**What is being asked**.
What is needed here is an exact copy of every entry.

**Items from a dataset**.
* * *

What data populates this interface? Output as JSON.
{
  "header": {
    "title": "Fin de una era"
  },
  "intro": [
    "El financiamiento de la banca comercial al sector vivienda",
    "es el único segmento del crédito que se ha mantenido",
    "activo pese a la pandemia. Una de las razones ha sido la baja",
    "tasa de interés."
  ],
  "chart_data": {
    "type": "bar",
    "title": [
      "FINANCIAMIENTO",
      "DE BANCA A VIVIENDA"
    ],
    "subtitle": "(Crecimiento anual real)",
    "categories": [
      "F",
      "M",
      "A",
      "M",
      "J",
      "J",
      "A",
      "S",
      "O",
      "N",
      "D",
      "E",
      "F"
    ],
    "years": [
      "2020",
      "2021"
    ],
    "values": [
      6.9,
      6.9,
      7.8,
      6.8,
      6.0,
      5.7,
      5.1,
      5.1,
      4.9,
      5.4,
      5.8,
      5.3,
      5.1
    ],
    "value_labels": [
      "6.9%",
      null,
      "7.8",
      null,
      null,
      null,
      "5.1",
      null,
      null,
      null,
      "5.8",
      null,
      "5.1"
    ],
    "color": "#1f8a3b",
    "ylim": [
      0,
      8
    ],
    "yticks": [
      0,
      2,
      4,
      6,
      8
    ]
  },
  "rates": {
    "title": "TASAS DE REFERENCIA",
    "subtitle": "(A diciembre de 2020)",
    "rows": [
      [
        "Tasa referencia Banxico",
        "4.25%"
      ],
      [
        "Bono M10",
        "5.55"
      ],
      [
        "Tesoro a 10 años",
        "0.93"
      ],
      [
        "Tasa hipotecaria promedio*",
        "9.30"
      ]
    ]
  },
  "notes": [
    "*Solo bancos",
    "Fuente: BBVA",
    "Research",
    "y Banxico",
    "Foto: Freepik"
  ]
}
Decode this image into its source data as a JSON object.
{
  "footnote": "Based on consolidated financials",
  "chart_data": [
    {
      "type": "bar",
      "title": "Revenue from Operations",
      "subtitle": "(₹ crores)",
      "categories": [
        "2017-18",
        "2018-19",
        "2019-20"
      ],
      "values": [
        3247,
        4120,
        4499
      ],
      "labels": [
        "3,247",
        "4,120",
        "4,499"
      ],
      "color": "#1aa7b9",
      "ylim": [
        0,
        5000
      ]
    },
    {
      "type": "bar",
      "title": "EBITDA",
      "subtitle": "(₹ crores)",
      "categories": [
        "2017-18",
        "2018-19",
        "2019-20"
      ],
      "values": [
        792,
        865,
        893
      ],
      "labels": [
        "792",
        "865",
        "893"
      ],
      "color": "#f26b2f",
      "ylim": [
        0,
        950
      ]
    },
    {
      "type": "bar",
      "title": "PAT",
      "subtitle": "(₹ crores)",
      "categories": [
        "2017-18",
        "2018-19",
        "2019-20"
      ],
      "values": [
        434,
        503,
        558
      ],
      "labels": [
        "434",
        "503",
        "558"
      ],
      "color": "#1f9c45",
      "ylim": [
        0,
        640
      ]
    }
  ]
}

* * *

**Solved problem**.
What data populates this interface? Output as JSON.
{
  "header": {
    "title": "Fin de una era"
  },
  "intro": [
    "El financiamiento de la banca comercial al sector vivienda",
    "es el único segmento del crédito que se ha mantenido",
    "activo pese a la pandemia. Una de las razones ha sido la baja",
    "tasa de interés."
  ],
  "chart_data": {
    "type": "bar",
    "title": [
      "FINANCIAMIENTO",
      "DE BANCA A VIVIENDA"
    ],
    "subtitle": "(Crecimiento anual real)",
    "categories": [
      "F",
      "M",
      "A",
      "M",
      "J",
      "J",
      "A",
      "S",
      "O",
      "N",
      "D",
      "E",
      "F"
    ],
    "years": [
      "2020",
      "2021"
    ],
    "values": [
      6.9,
      6.9,
      7.8,
      6.8,
      6.0,
      5.7,
      5.1,
      5.1,
      4.9,
      5.4,
      5.8,
      5.3,
      5.1
    ],
    "value_labels": [
      "6.9%",
      null,
      "7.8",
      null,
      null,
      null,
      "5.1",
      null,
      null,
      null,
      "5.8",
      null,
      "5.1"
    ],
    "color": "#1f8a3b",
    "ylim": [
      0,
      8
    ],
    "yticks": [
      0,
      2,
      4,
      6,
      8
    ]
  },
  "rates": {
    "title": "TASAS DE REFERENCIA",
    "subtitle": "(A diciembre de 2020)",
    "rows": [
      [
        "Tasa referencia Banxico",
        "4.25%"
      ],
      [
        "Bono M10",
        "5.55"
      ],
      [
        "Tesoro a 10 años",
        "0.93"
      ],
      [
        "Tasa hipotecaria promedio*",
        "9.30"
      ]
    ]
  },
  "notes": [
    "*Solo bancos",
    "Fuente: BBVA",
    "Research",
    "y Banxico",
    "Foto: Freepik"
  ]
}
Decode this image into its source data as a JSON object.
{
  "footnote": "Based on consolidated financials",
  "chart_data": [
    {
      "type": "bar",
      "title": "Revenue from Operations",
      "subtitle": "(₹ crores)",
      "categories": [
        "2017-18",
        "2018-19",
        "2019-20"
      ],
      "values": [
        3247,
        4120,
        4499
      ],
      "labels": [
        "3,247",
        "4,120",
        "4,499"
      ],
      "color": "#1aa7b9",
      "ylim": [
        0,
        5000
      ]
    },
    {
      "type": "bar",
      "title": "EBITDA",
      "subtitle": "(₹ crores)",
      "categories": [
        "2017-18",
        "2018-19",
        "2019-20"
      ],
      "values": [
        792,
        865,
        893
      ],
      "labels": [
        "792",
        "865",
        "893"
      ],
      "color": "#f26b2f",
      "ylim": [
        0,
        950
      ]
    },
    {
      "type": "bar",
      "title": "PAT",
      "subtitle": "(₹ crores)",
      "categories": [
        "2017-18",
        "2018-19",
        "2019-20"
      ],
      "values": [
        434,
        503,
        558
      ],
      "labels": [
        "434",
        "503",
        "558"
      ],
      "color": "#1f9c45",
      "ylim": [
        0,
        640
      ]
    }
  ]
}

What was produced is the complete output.